GOAL:
Pull out every line containing the string "Electric".
____ MATERIAL PROVIDED
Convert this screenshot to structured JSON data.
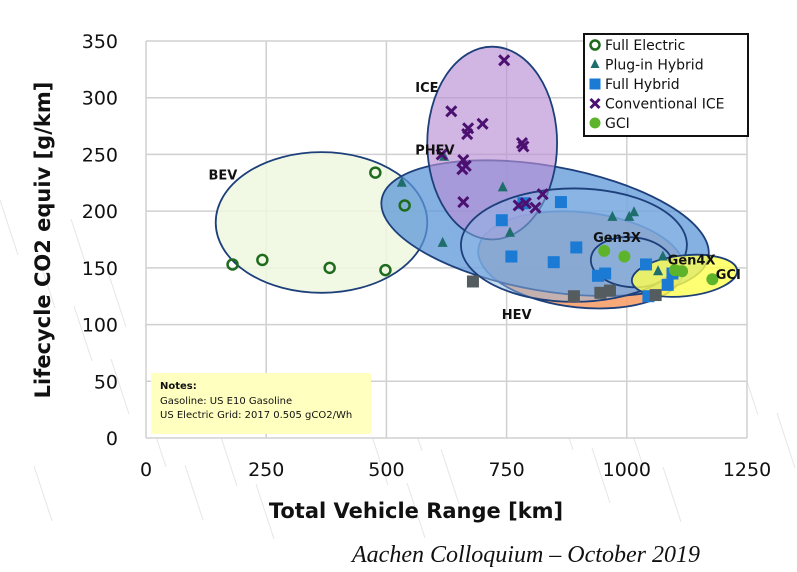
{
  "chart_data": {
    "type": "scatter",
    "title": "",
    "xlabel": "Total Vehicle Range [km]",
    "ylabel": "Lifecycle CO2 equiv [g/km]",
    "xlim": [
      0,
      1250
    ],
    "ylim": [
      0,
      350
    ],
    "xticks": [
      0,
      250,
      500,
      750,
      1000,
      1250
    ],
    "yticks": [
      0,
      50,
      100,
      150,
      200,
      250,
      300,
      350
    ],
    "grid": true,
    "legend_position": "top-right",
    "legend": [
      "Full Electric",
      "Plug-in Hybrid",
      "Full Hybrid",
      "Conventional ICE",
      "GCI"
    ],
    "series": [
      {
        "name": "Full Electric",
        "marker": "circle-open",
        "color": "#1e6b1e",
        "points": [
          [
            180,
            153
          ],
          [
            242,
            157
          ],
          [
            382,
            150
          ],
          [
            498,
            148
          ],
          [
            477,
            234
          ],
          [
            538,
            205
          ]
        ]
      },
      {
        "name": "Plug-in Hybrid",
        "marker": "triangle",
        "color": "#1f6e6e",
        "points": [
          [
            532,
            225
          ],
          [
            620,
            248
          ],
          [
            617,
            172
          ],
          [
            742,
            221
          ],
          [
            757,
            181
          ],
          [
            970,
            195
          ],
          [
            1005,
            195
          ],
          [
            1015,
            199
          ],
          [
            1065,
            147
          ],
          [
            1075,
            160
          ]
        ]
      },
      {
        "name": "Full Hybrid",
        "marker": "square",
        "color": "#1a7ad4",
        "points": [
          [
            740,
            192
          ],
          [
            760,
            160
          ],
          [
            785,
            207
          ],
          [
            863,
            208
          ],
          [
            848,
            155
          ],
          [
            895,
            168
          ],
          [
            940,
            143
          ],
          [
            955,
            145
          ],
          [
            1040,
            153
          ],
          [
            1045,
            125
          ],
          [
            1085,
            135
          ],
          [
            1095,
            145
          ]
        ]
      },
      {
        "name": "Conventional ICE",
        "marker": "x",
        "color": "#4b1070",
        "points": [
          [
            745,
            333
          ],
          [
            635,
            288
          ],
          [
            670,
            273
          ],
          [
            668,
            268
          ],
          [
            700,
            277
          ],
          [
            782,
            260
          ],
          [
            785,
            257
          ],
          [
            615,
            250
          ],
          [
            660,
            245
          ],
          [
            658,
            237
          ],
          [
            665,
            240
          ],
          [
            660,
            208
          ],
          [
            775,
            205
          ],
          [
            790,
            207
          ],
          [
            825,
            215
          ],
          [
            810,
            203
          ]
        ]
      },
      {
        "name": "GCI",
        "marker": "circle",
        "color": "#5db32a",
        "points": [
          [
            953,
            165
          ],
          [
            995,
            160
          ],
          [
            1100,
            148
          ],
          [
            1115,
            147
          ],
          [
            1178,
            140
          ]
        ]
      },
      {
        "name": "HEV (grey)",
        "marker": "square",
        "color": "#555c60",
        "points": [
          [
            680,
            138
          ],
          [
            890,
            125
          ],
          [
            945,
            128
          ],
          [
            965,
            130
          ],
          [
            1060,
            126
          ]
        ]
      }
    ],
    "regions": [
      {
        "label": "BEV",
        "cx": 365,
        "cy": 190,
        "rx": 220,
        "ry": 62,
        "rotate": 0,
        "fill": "#eef8e0",
        "opacity": 0.85
      },
      {
        "label": "HEV",
        "cx": 905,
        "cy": 157,
        "rx": 215,
        "ry": 42,
        "rotate": 6,
        "fill": "#f6a06a",
        "opacity": 0.9
      },
      {
        "label": "PHEV",
        "cx": 830,
        "cy": 185,
        "rx": 345,
        "ry": 55,
        "rotate": 10,
        "fill": "#5b95d8",
        "opacity": 0.75
      },
      {
        "label": "ICE",
        "cx": 720,
        "cy": 260,
        "rx": 135,
        "ry": 85,
        "rotate": 0,
        "fill": "#b98fd6",
        "opacity": 0.65
      },
      {
        "label": "",
        "cx": 890,
        "cy": 170,
        "rx": 235,
        "ry": 50,
        "rotate": 0,
        "fill": "#8fb8e6",
        "opacity": 0.5
      },
      {
        "label": "Gen3X",
        "cx": 1010,
        "cy": 155,
        "rx": 85,
        "ry": 22,
        "rotate": 5,
        "fill": "#8fb8e6",
        "opacity": 0.3
      },
      {
        "label": "GCI",
        "cx": 1120,
        "cy": 143,
        "rx": 110,
        "ry": 18,
        "rotate": -6,
        "fill": "#ffff50",
        "opacity": 0.8
      }
    ],
    "annotations": [
      {
        "text": "BEV",
        "x": 130,
        "y": 228
      },
      {
        "text": "PHEV",
        "x": 560,
        "y": 250
      },
      {
        "text": "ICE",
        "x": 560,
        "y": 305
      },
      {
        "text": "HEV",
        "x": 740,
        "y": 105
      },
      {
        "text": "Gen3X",
        "x": 930,
        "y": 173
      },
      {
        "text": "Gen4X",
        "x": 1085,
        "y": 153
      },
      {
        "text": "GCI",
        "x": 1185,
        "y": 140
      }
    ],
    "notes": {
      "title": "Notes:",
      "lines": [
        "Gasoline:  US E10 Gasoline",
        "US Electric Grid: 2017 0.505 gCO2/Wh"
      ]
    }
  },
  "footer": "Aachen Colloquium –  October 2019"
}
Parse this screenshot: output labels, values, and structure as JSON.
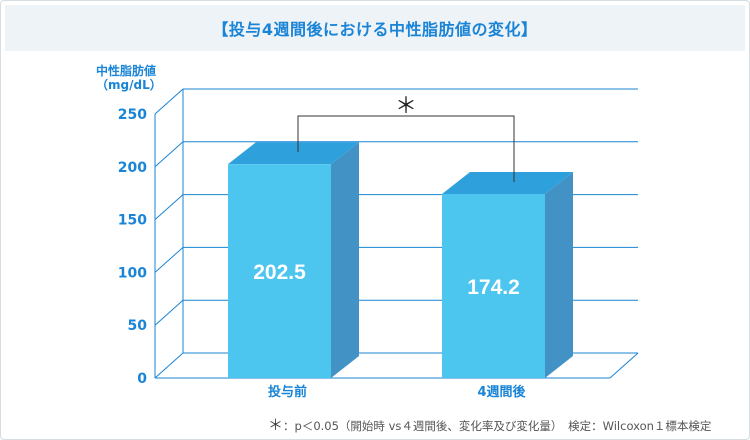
________
ANSWER TO THE PROBLEM:
      "Full Electric",
        "name": "Full Electric",
        "US Electric Grid: 2017 0.505 gCO2/Wh"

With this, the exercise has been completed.